▸ **A block of data**:
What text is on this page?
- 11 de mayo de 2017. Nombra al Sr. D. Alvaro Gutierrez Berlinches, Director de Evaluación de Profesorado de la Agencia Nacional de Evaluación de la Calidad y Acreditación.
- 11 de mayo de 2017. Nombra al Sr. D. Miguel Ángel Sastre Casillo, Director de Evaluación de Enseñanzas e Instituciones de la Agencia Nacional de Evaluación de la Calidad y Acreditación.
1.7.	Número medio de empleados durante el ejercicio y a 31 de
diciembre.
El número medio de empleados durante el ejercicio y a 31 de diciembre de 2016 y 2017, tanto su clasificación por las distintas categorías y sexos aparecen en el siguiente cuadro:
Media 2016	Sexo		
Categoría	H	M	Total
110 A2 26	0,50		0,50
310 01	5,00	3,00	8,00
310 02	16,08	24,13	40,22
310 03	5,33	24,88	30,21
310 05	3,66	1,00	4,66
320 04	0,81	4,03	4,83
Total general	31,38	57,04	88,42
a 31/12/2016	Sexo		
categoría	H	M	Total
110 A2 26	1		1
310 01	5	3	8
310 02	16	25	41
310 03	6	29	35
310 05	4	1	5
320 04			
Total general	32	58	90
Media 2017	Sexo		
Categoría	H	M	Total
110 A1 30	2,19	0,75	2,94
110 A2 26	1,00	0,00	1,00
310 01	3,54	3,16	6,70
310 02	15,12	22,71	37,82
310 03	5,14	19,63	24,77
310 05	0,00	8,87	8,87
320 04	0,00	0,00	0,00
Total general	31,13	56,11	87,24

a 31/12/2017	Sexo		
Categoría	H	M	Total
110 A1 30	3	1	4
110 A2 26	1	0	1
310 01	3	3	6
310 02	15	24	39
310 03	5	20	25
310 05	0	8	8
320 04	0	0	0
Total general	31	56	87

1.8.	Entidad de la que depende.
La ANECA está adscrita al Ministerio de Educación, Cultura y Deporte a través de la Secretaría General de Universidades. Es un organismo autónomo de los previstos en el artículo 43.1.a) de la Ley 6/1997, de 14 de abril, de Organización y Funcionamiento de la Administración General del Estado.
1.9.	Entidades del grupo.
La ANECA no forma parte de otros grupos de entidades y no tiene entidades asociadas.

--

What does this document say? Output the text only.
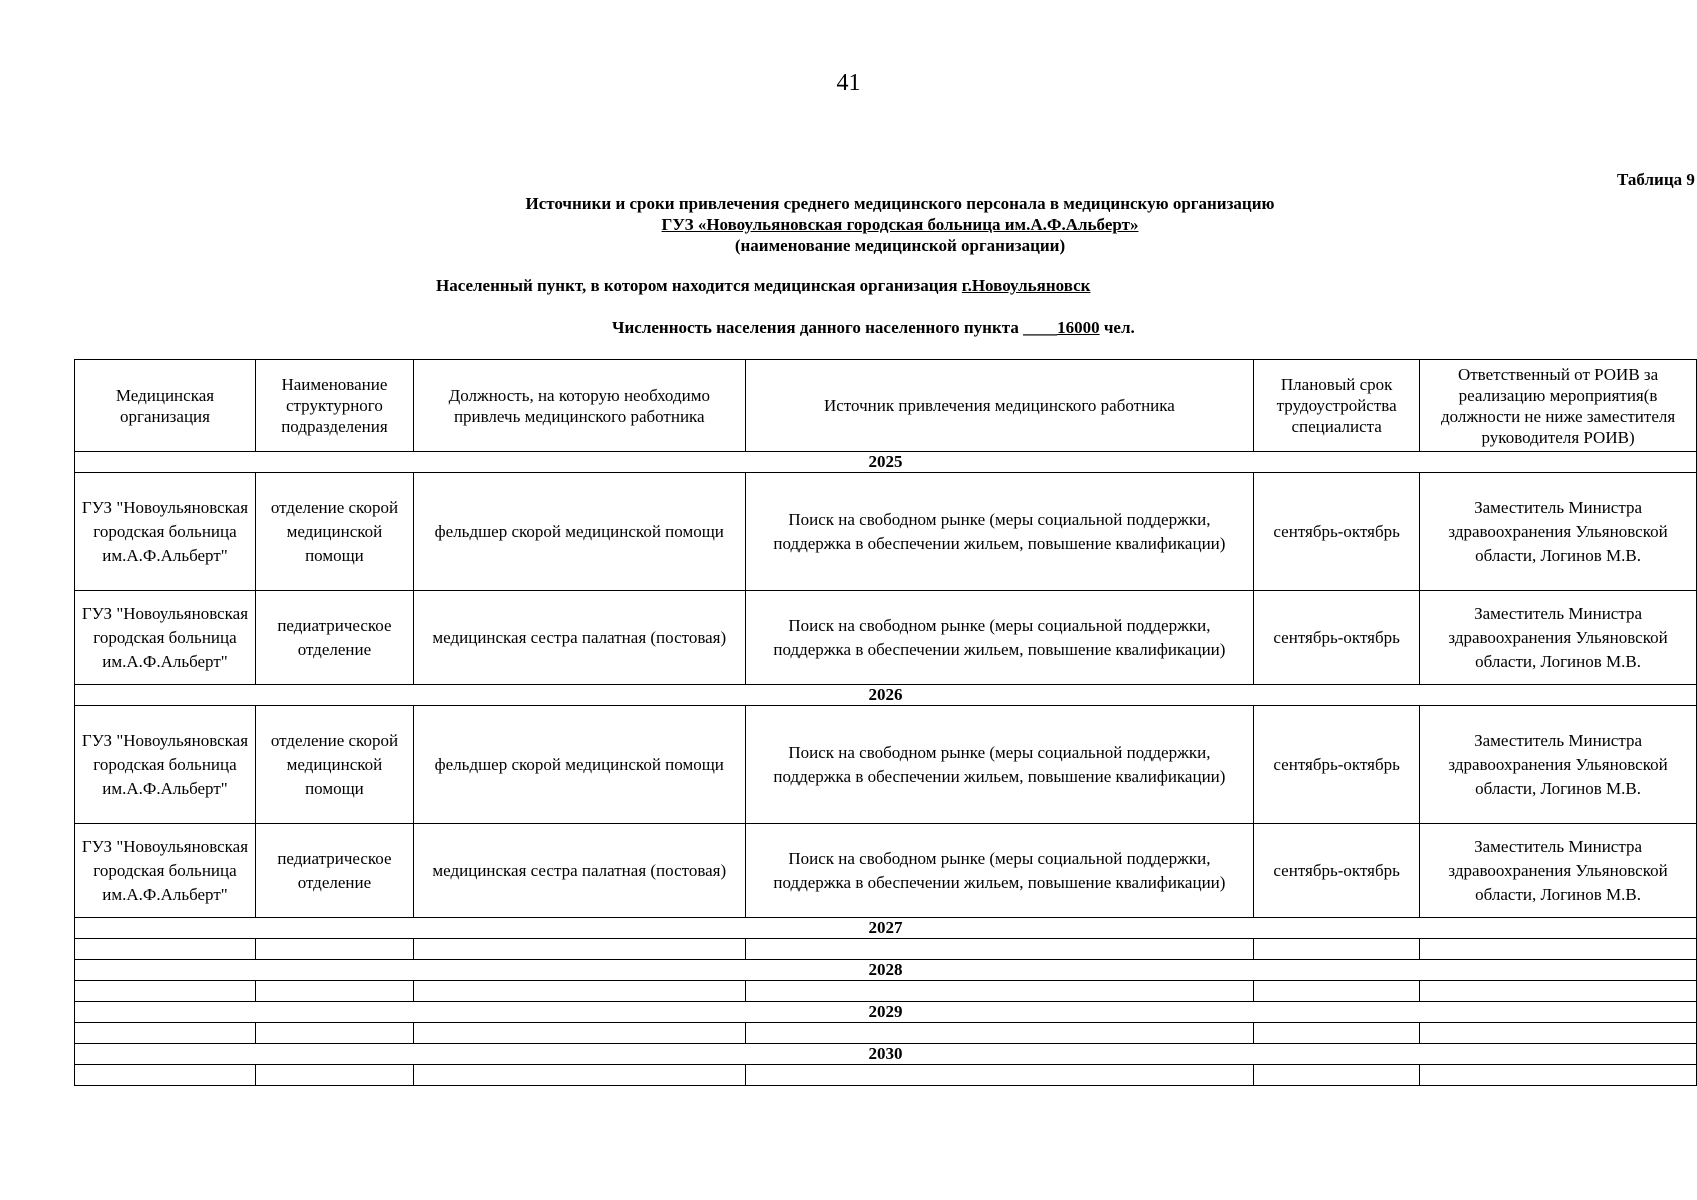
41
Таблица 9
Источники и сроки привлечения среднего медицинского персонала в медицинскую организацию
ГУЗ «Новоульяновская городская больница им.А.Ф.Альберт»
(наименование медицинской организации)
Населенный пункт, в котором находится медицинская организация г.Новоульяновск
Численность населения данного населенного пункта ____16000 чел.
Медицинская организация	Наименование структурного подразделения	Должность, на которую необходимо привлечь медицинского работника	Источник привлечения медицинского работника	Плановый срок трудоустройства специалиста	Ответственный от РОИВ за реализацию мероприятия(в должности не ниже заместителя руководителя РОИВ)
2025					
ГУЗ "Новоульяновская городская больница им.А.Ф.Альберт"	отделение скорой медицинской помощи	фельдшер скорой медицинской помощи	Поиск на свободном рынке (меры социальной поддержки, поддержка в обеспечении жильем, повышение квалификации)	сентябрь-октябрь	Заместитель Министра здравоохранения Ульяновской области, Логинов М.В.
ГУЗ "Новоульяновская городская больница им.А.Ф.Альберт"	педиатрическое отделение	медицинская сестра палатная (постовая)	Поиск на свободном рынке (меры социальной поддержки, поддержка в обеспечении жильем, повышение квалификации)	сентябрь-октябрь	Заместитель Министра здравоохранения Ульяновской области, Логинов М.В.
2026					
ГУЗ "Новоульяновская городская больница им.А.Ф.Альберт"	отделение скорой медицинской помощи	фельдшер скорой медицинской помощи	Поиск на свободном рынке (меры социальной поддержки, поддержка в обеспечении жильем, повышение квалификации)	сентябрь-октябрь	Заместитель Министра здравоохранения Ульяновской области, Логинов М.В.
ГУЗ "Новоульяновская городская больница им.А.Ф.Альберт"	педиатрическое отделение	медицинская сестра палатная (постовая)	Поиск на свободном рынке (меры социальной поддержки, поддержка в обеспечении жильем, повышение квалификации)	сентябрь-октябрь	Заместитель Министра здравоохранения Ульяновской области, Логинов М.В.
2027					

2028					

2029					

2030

▸ **What this task involves**: Copy every line of the entries above in which "Agencia" occurs.

▸ **Complete response**:
- 11 de mayo de 2017. Nombra al Sr. D. Alvaro Gutierrez Berlinches, Director de Evaluación de Profesorado de la Agencia Nacional de Evaluación de la Calidad y Acreditación.
- 11 de mayo de 2017. Nombra al Sr. D. Miguel Ángel Sastre Casillo, Director de Evaluación de Enseñanzas e Instituciones de la Agencia Nacional de Evaluación de la Calidad y Acreditación.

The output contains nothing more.